▸ WHAT TO PRODUCE: Among the entries below, find the lines with "Chrome" and copy them.

▸ DATASET EXCERPTS:
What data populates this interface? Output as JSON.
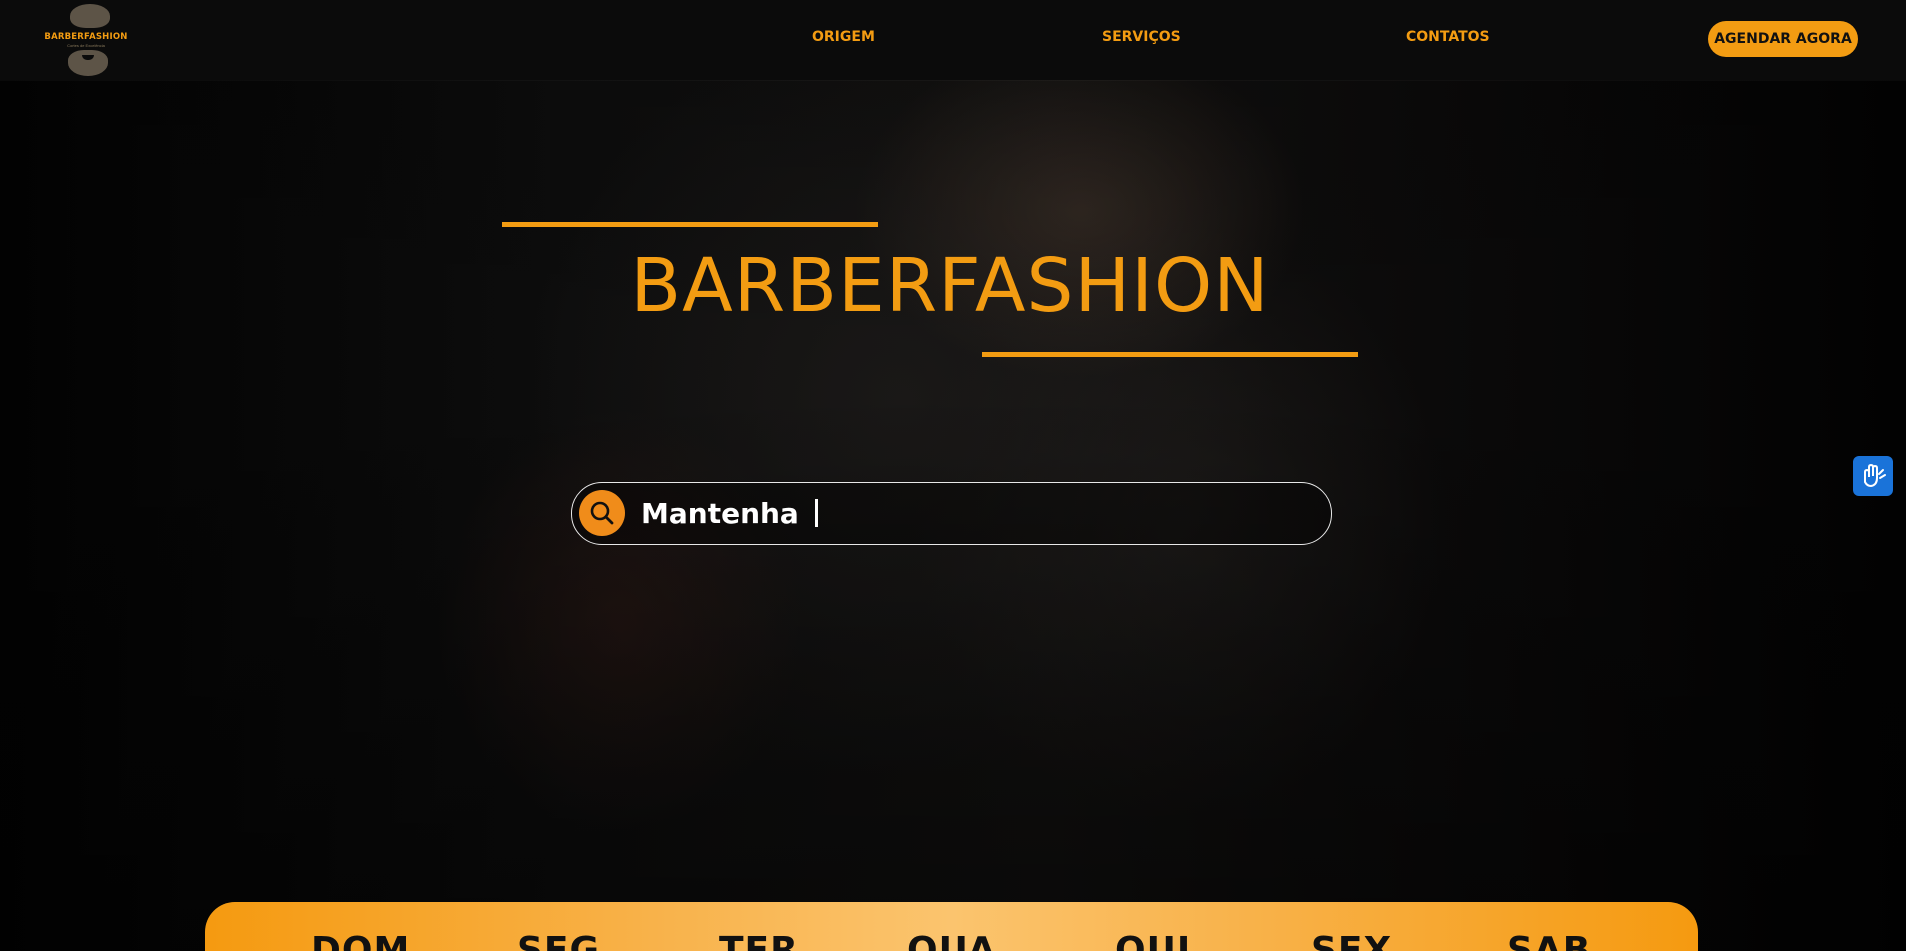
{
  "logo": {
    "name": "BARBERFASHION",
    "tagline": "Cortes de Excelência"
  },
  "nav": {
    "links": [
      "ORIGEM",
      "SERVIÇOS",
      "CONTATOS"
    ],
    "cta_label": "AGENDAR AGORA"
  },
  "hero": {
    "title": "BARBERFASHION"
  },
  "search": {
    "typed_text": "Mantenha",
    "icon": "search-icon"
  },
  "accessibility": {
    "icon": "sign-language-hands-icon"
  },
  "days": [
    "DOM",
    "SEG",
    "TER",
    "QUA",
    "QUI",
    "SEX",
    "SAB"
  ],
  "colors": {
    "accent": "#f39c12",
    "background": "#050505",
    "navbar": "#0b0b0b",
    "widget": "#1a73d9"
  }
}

...

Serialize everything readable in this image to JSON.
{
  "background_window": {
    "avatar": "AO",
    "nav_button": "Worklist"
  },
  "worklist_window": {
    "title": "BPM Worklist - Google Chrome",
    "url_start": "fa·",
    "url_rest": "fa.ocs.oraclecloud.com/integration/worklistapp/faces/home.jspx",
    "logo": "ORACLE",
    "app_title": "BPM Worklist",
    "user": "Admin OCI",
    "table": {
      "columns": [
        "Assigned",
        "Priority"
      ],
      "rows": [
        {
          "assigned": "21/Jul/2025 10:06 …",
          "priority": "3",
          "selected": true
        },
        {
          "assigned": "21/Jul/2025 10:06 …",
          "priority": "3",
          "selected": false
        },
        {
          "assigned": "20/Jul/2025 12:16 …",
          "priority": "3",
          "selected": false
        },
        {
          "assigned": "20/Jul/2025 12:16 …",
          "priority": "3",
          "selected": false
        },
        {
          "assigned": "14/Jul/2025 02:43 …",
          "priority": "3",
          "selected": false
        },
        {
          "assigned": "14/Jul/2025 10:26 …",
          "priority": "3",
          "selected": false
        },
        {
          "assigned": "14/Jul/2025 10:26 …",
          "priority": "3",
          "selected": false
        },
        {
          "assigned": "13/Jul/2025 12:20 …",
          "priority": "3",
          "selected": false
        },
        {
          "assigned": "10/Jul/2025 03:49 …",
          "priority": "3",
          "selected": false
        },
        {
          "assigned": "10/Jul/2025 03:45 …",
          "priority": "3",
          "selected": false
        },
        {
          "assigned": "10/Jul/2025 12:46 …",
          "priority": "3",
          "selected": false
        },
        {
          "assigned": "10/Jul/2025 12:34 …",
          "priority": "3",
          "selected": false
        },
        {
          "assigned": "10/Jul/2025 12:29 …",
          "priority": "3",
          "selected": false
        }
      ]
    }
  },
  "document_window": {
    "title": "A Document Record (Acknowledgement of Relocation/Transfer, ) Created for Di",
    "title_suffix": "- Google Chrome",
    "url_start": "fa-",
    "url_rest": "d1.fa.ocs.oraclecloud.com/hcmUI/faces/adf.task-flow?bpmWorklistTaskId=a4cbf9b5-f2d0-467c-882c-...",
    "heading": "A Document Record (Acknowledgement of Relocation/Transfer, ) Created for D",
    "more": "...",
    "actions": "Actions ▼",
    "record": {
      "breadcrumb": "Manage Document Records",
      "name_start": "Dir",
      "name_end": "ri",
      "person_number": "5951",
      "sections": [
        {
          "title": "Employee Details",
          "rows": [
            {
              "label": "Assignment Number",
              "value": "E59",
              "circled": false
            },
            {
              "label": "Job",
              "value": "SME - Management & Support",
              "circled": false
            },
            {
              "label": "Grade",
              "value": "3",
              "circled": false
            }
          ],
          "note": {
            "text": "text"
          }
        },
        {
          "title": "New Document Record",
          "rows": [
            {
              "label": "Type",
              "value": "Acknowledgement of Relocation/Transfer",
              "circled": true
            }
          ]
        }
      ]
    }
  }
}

▸ RESPONSE FOR THIS EXERCISE:
    "title": "BPM Worklist - Google Chrome",
    "title_suffix": "- Google Chrome",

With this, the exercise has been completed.